*TASK DETAILS*: Render every entry verbatim.

*LISTED ENTRIES*:
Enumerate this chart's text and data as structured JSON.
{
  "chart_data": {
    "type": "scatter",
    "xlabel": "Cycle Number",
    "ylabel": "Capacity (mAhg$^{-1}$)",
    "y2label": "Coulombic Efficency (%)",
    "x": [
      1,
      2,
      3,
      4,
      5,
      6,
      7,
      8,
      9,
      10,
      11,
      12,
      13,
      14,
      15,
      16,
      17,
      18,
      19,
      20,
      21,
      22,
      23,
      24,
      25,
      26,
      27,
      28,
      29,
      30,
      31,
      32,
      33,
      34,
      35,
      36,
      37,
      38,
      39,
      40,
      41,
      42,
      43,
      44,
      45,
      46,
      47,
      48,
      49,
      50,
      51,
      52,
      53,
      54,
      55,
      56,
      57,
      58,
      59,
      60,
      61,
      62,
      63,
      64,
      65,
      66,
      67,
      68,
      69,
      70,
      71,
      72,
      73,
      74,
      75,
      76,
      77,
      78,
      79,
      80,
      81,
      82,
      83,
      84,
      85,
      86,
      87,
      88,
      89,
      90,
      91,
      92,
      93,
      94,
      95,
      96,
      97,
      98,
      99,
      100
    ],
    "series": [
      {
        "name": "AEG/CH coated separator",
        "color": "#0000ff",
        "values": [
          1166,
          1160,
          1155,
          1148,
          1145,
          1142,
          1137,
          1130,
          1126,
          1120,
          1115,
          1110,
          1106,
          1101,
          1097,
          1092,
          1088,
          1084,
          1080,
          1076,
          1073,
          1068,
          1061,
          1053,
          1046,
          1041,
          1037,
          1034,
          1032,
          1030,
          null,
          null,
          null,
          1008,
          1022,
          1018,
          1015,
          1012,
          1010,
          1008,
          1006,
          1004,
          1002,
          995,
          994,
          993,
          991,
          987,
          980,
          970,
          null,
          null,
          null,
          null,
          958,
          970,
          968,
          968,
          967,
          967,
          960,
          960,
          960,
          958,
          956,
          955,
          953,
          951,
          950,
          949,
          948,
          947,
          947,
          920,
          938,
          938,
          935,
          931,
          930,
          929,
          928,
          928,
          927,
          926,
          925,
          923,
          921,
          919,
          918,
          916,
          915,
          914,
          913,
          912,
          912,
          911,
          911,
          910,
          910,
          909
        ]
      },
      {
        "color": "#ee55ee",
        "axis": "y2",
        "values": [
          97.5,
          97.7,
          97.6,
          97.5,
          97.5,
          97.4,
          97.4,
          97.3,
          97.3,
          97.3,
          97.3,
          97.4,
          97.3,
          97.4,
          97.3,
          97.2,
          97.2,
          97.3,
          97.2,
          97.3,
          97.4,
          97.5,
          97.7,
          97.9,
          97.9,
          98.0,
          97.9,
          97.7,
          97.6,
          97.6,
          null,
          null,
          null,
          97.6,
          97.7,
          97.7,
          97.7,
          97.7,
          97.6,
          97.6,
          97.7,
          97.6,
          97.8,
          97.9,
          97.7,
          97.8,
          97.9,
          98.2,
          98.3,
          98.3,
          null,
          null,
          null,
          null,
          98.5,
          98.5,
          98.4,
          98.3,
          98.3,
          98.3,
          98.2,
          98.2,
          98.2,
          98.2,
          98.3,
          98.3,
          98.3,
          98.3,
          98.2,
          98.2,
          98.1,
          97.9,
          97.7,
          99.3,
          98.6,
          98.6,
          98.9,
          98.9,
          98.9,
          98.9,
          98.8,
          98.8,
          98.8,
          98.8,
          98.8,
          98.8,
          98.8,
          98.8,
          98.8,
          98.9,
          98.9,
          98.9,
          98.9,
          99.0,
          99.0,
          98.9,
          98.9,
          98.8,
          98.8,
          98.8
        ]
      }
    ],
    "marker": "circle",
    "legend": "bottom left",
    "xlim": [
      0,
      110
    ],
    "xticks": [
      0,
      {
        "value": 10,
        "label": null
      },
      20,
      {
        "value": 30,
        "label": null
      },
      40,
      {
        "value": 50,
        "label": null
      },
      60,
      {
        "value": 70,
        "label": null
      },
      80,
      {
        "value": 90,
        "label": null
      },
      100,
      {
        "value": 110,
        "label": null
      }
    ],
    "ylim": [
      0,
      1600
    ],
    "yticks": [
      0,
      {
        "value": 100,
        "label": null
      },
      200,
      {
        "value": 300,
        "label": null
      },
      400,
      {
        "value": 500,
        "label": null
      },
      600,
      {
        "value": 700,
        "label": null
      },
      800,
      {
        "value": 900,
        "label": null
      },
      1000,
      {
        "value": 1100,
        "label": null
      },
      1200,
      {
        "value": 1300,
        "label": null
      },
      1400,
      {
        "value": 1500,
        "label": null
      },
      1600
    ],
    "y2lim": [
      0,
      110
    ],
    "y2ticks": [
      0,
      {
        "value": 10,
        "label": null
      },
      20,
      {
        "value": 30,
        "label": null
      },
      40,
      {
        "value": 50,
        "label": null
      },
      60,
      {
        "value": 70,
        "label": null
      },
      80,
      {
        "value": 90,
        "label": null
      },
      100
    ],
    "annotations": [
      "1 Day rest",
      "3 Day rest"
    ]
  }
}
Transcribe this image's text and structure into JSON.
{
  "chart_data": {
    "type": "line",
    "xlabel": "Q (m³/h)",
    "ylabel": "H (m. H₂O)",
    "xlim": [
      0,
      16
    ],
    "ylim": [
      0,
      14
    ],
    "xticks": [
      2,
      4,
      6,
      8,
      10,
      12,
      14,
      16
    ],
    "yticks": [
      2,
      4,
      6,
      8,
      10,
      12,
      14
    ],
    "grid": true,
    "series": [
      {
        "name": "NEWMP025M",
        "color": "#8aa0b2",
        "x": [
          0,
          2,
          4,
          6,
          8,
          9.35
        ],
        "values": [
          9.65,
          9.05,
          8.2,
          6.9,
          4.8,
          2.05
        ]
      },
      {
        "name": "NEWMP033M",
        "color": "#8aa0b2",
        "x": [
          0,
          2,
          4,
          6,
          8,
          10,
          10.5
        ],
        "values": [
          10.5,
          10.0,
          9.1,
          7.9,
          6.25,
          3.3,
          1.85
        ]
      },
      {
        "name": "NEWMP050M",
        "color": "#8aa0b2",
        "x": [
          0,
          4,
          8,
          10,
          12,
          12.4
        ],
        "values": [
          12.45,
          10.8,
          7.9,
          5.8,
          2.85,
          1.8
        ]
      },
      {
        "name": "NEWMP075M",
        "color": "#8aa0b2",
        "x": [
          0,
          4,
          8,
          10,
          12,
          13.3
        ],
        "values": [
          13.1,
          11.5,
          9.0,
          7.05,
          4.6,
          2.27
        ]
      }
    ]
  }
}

*RESPONSE*:
Enumerate this chart's text and data as structured JSON.
{
  "chart_data": {
    "type": "scatter",
    "xlabel": "Cycle Number",
    "ylabel": "Capacity (mAhg$^{-1}$)",
    "y2label": "Coulombic Efficency (%)",
    "x": [
      1,
      2,
      3,
      4,
      5,
      6,
      7,
      8,
      9,
      10,
      11,
      12,
      13,
      14,
      15,
      16,
      17,
      18,
      19,
      20,
      21,
      22,
      23,
      24,
      25,
      26,
      27,
      28,
      29,
      30,
      31,
      32,
      33,
      34,
      35,
      36,
      37,
      38,
      39,
      40,
      41,
      42,
      43,
      44,
      45,
      46,
      47,
      48,
      49,
      50,
      51,
      52,
      53,
      54,
      55,
      56,
      57,
      58,
      59,
      60,
      61,
      62,
      63,
      64,
      65,
      66,
      67,
      68,
      69,
      70,
      71,
      72,
      73,
      74,
      75,
      76,
      77,
      78,
      79,
      80,
      81,
      82,
      83,
      84,
      85,
      86,
      87,
      88,
      89,
      90,
      91,
      92,
      93,
      94,
      95,
      96,
      97,
      98,
      99,
      100
    ],
    "series": [
      {
        "name": "AEG/CH coated separator",
        "color": "#0000ff",
        "values": [
          1166,
          1160,
          1155,
          1148,
          1145,
          1142,
          1137,
          1130,
          1126,
          1120,
          1115,
          1110,
          1106,
          1101,
          1097,
          1092,
          1088,
          1084,
          1080,
          1076,
          1073,
          1068,
          1061,
          1053,
          1046,
          1041,
          1037,
          1034,
          1032,
          1030,
          null,
          null,
          null,
          1008,
          1022,
          1018,
          1015,
          1012,
          1010,
          1008,
          1006,
          1004,
          1002,
          995,
          994,
          993,
          991,
          987,
          980,
          970,
          null,
          null,
          null,
          null,
          958,
          970,
          968,
          968,
          967,
          967,
          960,
          960,
          960,
          958,
          956,
          955,
          953,
          951,
          950,
          949,
          948,
          947,
          947,
          920,
          938,
          938,
          935,
          931,
          930,
          929,
          928,
          928,
          927,
          926,
          925,
          923,
          921,
          919,
          918,
          916,
          915,
          914,
          913,
          912,
          912,
          911,
          911,
          910,
          910,
          909
        ]
      },
      {
        "color": "#ee55ee",
        "axis": "y2",
        "values": [
          97.5,
          97.7,
          97.6,
          97.5,
          97.5,
          97.4,
          97.4,
          97.3,
          97.3,
          97.3,
          97.3,
          97.4,
          97.3,
          97.4,
          97.3,
          97.2,
          97.2,
          97.3,
          97.2,
          97.3,
          97.4,
          97.5,
          97.7,
          97.9,
          97.9,
          98.0,
          97.9,
          97.7,
          97.6,
          97.6,
          null,
          null,
          null,
          97.6,
          97.7,
          97.7,
          97.7,
          97.7,
          97.6,
          97.6,
          97.7,
          97.6,
          97.8,
          97.9,
          97.7,
          97.8,
          97.9,
          98.2,
          98.3,
          98.3,
          null,
          null,
          null,
          null,
          98.5,
          98.5,
          98.4,
          98.3,
          98.3,
          98.3,
          98.2,
          98.2,
          98.2,
          98.2,
          98.3,
          98.3,
          98.3,
          98.3,
          98.2,
          98.2,
          98.1,
          97.9,
          97.7,
          99.3,
          98.6,
          98.6,
          98.9,
          98.9,
          98.9,
          98.9,
          98.8,
          98.8,
          98.8,
          98.8,
          98.8,
          98.8,
          98.8,
          98.8,
          98.8,
          98.9,
          98.9,
          98.9,
          98.9,
          99.0,
          99.0,
          98.9,
          98.9,
          98.8,
          98.8,
          98.8
        ]
      }
    ],
    "marker": "circle",
    "legend": "bottom left",
    "xlim": [
      0,
      110
    ],
    "xticks": [
      0,
      {
        "value": 10,
        "label": null
      },
      20,
      {
        "value": 30,
        "label": null
      },
      40,
      {
        "value": 50,
        "label": null
      },
      60,
      {
        "value": 70,
        "label": null
      },
      80,
      {
        "value": 90,
        "label": null
      },
      100,
      {
        "value": 110,
        "label": null
      }
    ],
    "ylim": [
      0,
      1600
    ],
    "yticks": [
      0,
      {
        "value": 100,
        "label": null
      },
      200,
      {
        "value": 300,
        "label": null
      },
      400,
      {
        "value": 500,
        "label": null
      },
      600,
      {
        "value": 700,
        "label": null
      },
      800,
      {
        "value": 900,
        "label": null
      },
      1000,
      {
        "value": 1100,
        "label": null
      },
      1200,
      {
        "value": 1300,
        "label": null
      },
      1400,
      {
        "value": 1500,
        "label": null
      },
      1600
    ],
    "y2lim": [
      0,
      110
    ],
    "y2ticks": [
      0,
      {
        "value": 10,
        "label": null
      },
      20,
      {
        "value": 30,
        "label": null
      },
      40,
      {
        "value": 50,
        "label": null
      },
      60,
      {
        "value": 70,
        "label": null
      },
      80,
      {
        "value": 90,
        "label": null
      },
      100
    ],
    "annotations": [
      "1 Day rest",
      "3 Day rest"
    ]
  }
}
Transcribe this image's text and structure into JSON.
{
  "chart_data": {
    "type": "line",
    "xlabel": "Q (m³/h)",
    "ylabel": "H (m. H₂O)",
    "xlim": [
      0,
      16
    ],
    "ylim": [
      0,
      14
    ],
    "xticks": [
      2,
      4,
      6,
      8,
      10,
      12,
      14,
      16
    ],
    "yticks": [
      2,
      4,
      6,
      8,
      10,
      12,
      14
    ],
    "grid": true,
    "series": [
      {
        "name": "NEWMP025M",
        "color": "#8aa0b2",
        "x": [
          0,
          2,
          4,
          6,
          8,
          9.35
        ],
        "values": [
          9.65,
          9.05,
          8.2,
          6.9,
          4.8,
          2.05
        ]
      },
      {
        "name": "NEWMP033M",
        "color": "#8aa0b2",
        "x": [
          0,
          2,
          4,
          6,
          8,
          10,
          10.5
        ],
        "values": [
          10.5,
          10.0,
          9.1,
          7.9,
          6.25,
          3.3,
          1.85
        ]
      },
      {
        "name": "NEWMP050M",
        "color": "#8aa0b2",
        "x": [
          0,
          4,
          8,
          10,
          12,
          12.4
        ],
        "values": [
          12.45,
          10.8,
          7.9,
          5.8,
          2.85,
          1.8
        ]
      },
      {
        "name": "NEWMP075M",
        "color": "#8aa0b2",
        "x": [
          0,
          4,
          8,
          10,
          12,
          13.3
        ],
        "values": [
          13.1,
          11.5,
          9.0,
          7.05,
          4.6,
          2.27
        ]
      }
    ]
  }
}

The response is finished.